Leave out the pictures and copy every record exactly.
------------------------------
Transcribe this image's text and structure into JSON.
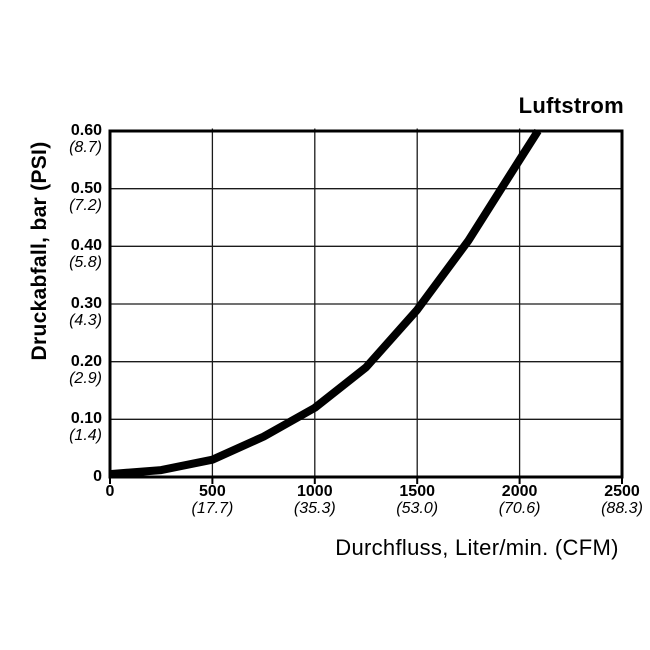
{
  "chart_data": {
    "type": "line",
    "title": "Luftstrom",
    "xlabel": "Durchfluss, Liter/min. (CFM)",
    "ylabel": "Druckabfall, bar (PSI)",
    "xlim": [
      0,
      2500
    ],
    "ylim": [
      0,
      0.6
    ],
    "grid": true,
    "legend": false,
    "x_ticks": [
      {
        "value": 0,
        "label": "0",
        "sub": ""
      },
      {
        "value": 500,
        "label": "500",
        "sub": "(17.7)"
      },
      {
        "value": 1000,
        "label": "1000",
        "sub": "(35.3)"
      },
      {
        "value": 1500,
        "label": "1500",
        "sub": "(53.0)"
      },
      {
        "value": 2000,
        "label": "2000",
        "sub": "(70.6)"
      },
      {
        "value": 2500,
        "label": "2500",
        "sub": "(88.3)"
      }
    ],
    "y_ticks": [
      {
        "value": 0.6,
        "label": "0.60",
        "sub": "(8.7)"
      },
      {
        "value": 0.5,
        "label": "0.50",
        "sub": "(7.2)"
      },
      {
        "value": 0.4,
        "label": "0.40",
        "sub": "(5.8)"
      },
      {
        "value": 0.3,
        "label": "0.30",
        "sub": "(4.3)"
      },
      {
        "value": 0.2,
        "label": "0.20",
        "sub": "(2.9)"
      },
      {
        "value": 0.1,
        "label": "0.10",
        "sub": "(1.4)"
      },
      {
        "value": 0,
        "label": "0",
        "sub": ""
      }
    ],
    "series": [
      {
        "name": "Druckabfall",
        "points": [
          [
            0,
            0.005
          ],
          [
            250,
            0.012
          ],
          [
            500,
            0.03
          ],
          [
            750,
            0.07
          ],
          [
            1000,
            0.12
          ],
          [
            1250,
            0.19
          ],
          [
            1500,
            0.29
          ],
          [
            1750,
            0.41
          ],
          [
            2000,
            0.55
          ],
          [
            2090,
            0.6
          ]
        ]
      }
    ],
    "colors": {
      "line": "#000000",
      "grid": "#1a1a1a",
      "border": "#000000",
      "text": "#000000",
      "background": "#ffffff"
    }
  }
}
------------------------------
ANSWER TO THIS TASK:
Transcribe this image's text and structure into JSON.
{
  "chart_data": {
    "type": "line",
    "title": "Luftstrom",
    "xlabel": "Durchfluss, Liter/min. (CFM)",
    "ylabel": "Druckabfall, bar (PSI)",
    "xlim": [
      0,
      2500
    ],
    "ylim": [
      0,
      0.6
    ],
    "grid": true,
    "legend": false,
    "x_ticks": [
      {
        "value": 0,
        "label": "0",
        "sub": ""
      },
      {
        "value": 500,
        "label": "500",
        "sub": "(17.7)"
      },
      {
        "value": 1000,
        "label": "1000",
        "sub": "(35.3)"
      },
      {
        "value": 1500,
        "label": "1500",
        "sub": "(53.0)"
      },
      {
        "value": 2000,
        "label": "2000",
        "sub": "(70.6)"
      },
      {
        "value": 2500,
        "label": "2500",
        "sub": "(88.3)"
      }
    ],
    "y_ticks": [
      {
        "value": 0.6,
        "label": "0.60",
        "sub": "(8.7)"
      },
      {
        "value": 0.5,
        "label": "0.50",
        "sub": "(7.2)"
      },
      {
        "value": 0.4,
        "label": "0.40",
        "sub": "(5.8)"
      },
      {
        "value": 0.3,
        "label": "0.30",
        "sub": "(4.3)"
      },
      {
        "value": 0.2,
        "label": "0.20",
        "sub": "(2.9)"
      },
      {
        "value": 0.1,
        "label": "0.10",
        "sub": "(1.4)"
      },
      {
        "value": 0,
        "label": "0",
        "sub": ""
      }
    ],
    "series": [
      {
        "name": "Druckabfall",
        "points": [
          [
            0,
            0.005
          ],
          [
            250,
            0.012
          ],
          [
            500,
            0.03
          ],
          [
            750,
            0.07
          ],
          [
            1000,
            0.12
          ],
          [
            1250,
            0.19
          ],
          [
            1500,
            0.29
          ],
          [
            1750,
            0.41
          ],
          [
            2000,
            0.55
          ],
          [
            2090,
            0.6
          ]
        ]
      }
    ],
    "colors": {
      "line": "#000000",
      "grid": "#1a1a1a",
      "border": "#000000",
      "text": "#000000",
      "background": "#ffffff"
    }
  }
}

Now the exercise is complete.